(Items from a figure collection)
▬▬▬▬▬▬
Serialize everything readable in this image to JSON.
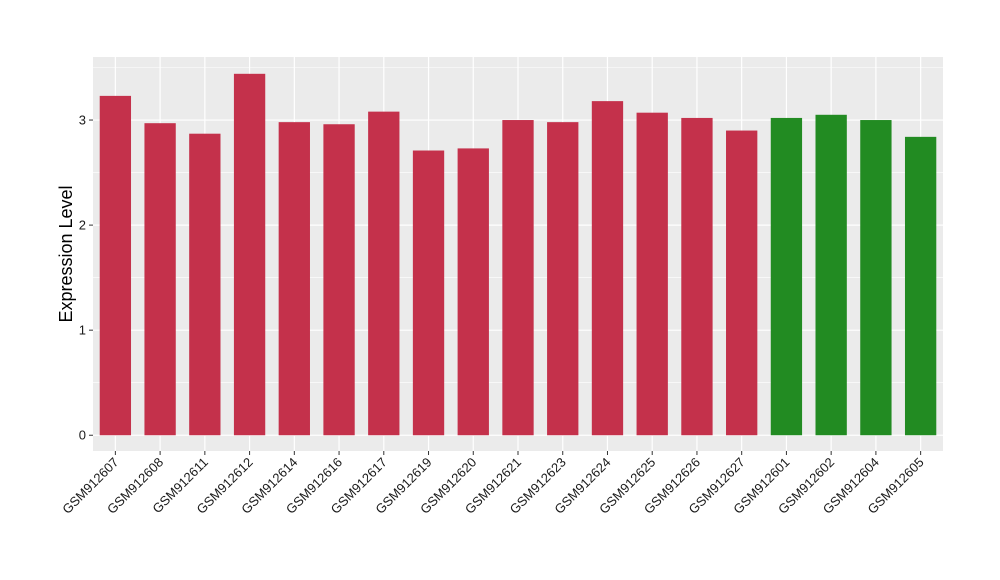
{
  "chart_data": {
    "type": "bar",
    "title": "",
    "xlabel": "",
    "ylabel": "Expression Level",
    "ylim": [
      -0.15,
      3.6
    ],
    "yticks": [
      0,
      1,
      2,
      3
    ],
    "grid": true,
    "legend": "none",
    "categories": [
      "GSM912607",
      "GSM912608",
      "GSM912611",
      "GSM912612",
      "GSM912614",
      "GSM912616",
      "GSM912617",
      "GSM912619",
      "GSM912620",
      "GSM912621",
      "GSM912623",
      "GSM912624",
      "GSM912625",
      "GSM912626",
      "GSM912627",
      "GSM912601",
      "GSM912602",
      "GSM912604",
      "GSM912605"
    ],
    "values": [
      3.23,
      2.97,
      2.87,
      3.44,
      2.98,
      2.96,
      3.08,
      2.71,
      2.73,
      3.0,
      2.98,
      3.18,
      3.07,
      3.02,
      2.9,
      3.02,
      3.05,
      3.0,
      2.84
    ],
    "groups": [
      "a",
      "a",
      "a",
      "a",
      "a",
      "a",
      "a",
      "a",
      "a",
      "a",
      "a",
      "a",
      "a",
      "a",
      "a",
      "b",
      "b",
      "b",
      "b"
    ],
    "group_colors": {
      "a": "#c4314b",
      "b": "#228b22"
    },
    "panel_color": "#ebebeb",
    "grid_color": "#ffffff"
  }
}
▬▬▬▬▬▬
Set task => Return the records exactly. Don't carry the pictures over.

Exercise response =>
Serialize everything readable in this image to JSON.
{
  "chart_data": {
    "type": "bar",
    "title": "",
    "xlabel": "",
    "ylabel": "Expression Level",
    "ylim": [
      -0.15,
      3.6
    ],
    "yticks": [
      0,
      1,
      2,
      3
    ],
    "grid": true,
    "legend": "none",
    "categories": [
      "GSM912607",
      "GSM912608",
      "GSM912611",
      "GSM912612",
      "GSM912614",
      "GSM912616",
      "GSM912617",
      "GSM912619",
      "GSM912620",
      "GSM912621",
      "GSM912623",
      "GSM912624",
      "GSM912625",
      "GSM912626",
      "GSM912627",
      "GSM912601",
      "GSM912602",
      "GSM912604",
      "GSM912605"
    ],
    "values": [
      3.23,
      2.97,
      2.87,
      3.44,
      2.98,
      2.96,
      3.08,
      2.71,
      2.73,
      3.0,
      2.98,
      3.18,
      3.07,
      3.02,
      2.9,
      3.02,
      3.05,
      3.0,
      2.84
    ],
    "groups": [
      "a",
      "a",
      "a",
      "a",
      "a",
      "a",
      "a",
      "a",
      "a",
      "a",
      "a",
      "a",
      "a",
      "a",
      "a",
      "b",
      "b",
      "b",
      "b"
    ],
    "group_colors": {
      "a": "#c4314b",
      "b": "#228b22"
    },
    "panel_color": "#ebebeb",
    "grid_color": "#ffffff"
  }
}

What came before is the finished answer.